▶ [GIVEN EXERCISE]: Extract the lines that carry the string "тока" from the listing.

▶ [EXTRACTED MATERIAL]:
····················

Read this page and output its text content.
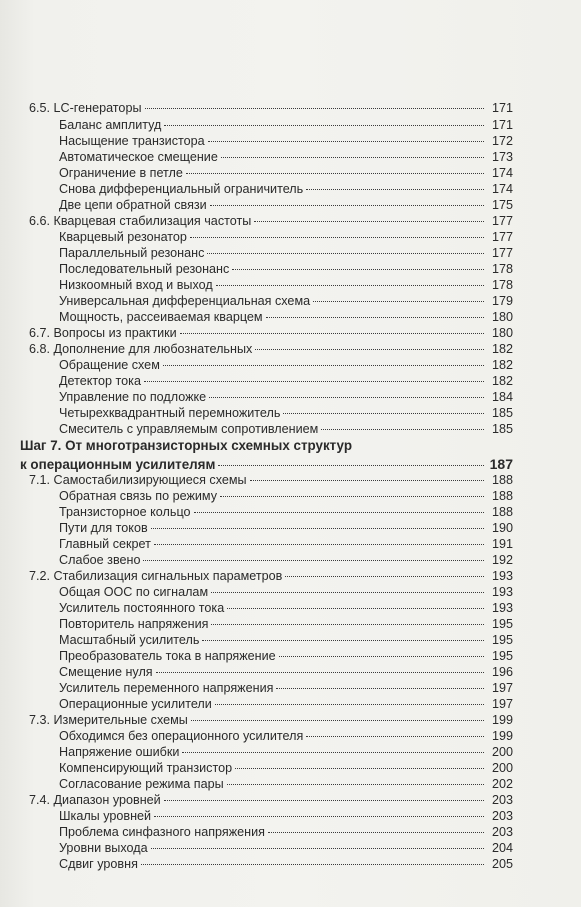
6.5. LC-генераторы	171
Баланс амплитуд	171
Насыщение транзистора	172
Автоматическое смещение	173
Ограничение в петле	174
Снова дифференциальный ограничитель	174
Две цепи обратной связи	175
6.6. Кварцевая стабилизация частоты	177
Кварцевый резонатор	177
Параллельный резонанс	177
Последовательный резонанс	178
Низкоомный вход и выход	178
Универсальная дифференциальная схема	179
Мощность, рассеиваемая кварцем	180
6.7. Вопросы из практики	180
6.8. Дополнение для любознательных	182
Обращение схем	182
Детектор тока	182
Управление по подложке	184
Четырехквадрантный перемножитель	185
Смеситель с управляемым сопротивлением	185
Шаг 7. От многотранзисторных схемных структур
к операционным усилителям	187
7.1. Самостабилизирующиеся схемы	188
Обратная связь по режиму	188
Транзисторное кольцо	188
Пути для токов	190
Главный секрет	191
Слабое звено	192
7.2. Стабилизация сигнальных параметров	193
Общая ООС по сигналам	193
Усилитель постоянного тока	193
Повторитель напряжения	195
Масштабный усилитель	195
Преобразователь тока в напряжение	195
Смещение нуля	196
Усилитель переменного напряжения	197
Операционные усилители	197
7.3. Измерительные схемы	199
Обходимся без операционного усилителя	199
Напряжение ошибки	200
Компенсирующий транзистор	200
Согласование режима пары	202
7.4. Диапазон уровней	203
Шкалы уровней	203
Проблема синфазного напряжения	203
Уровни выхода	204
Сдвиг уровня	205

····················

▶ [RESPONSE TO THE EXERCISE]:
Детектор тока	182
Усилитель постоянного тока	193
Преобразователь тока в напряжение	195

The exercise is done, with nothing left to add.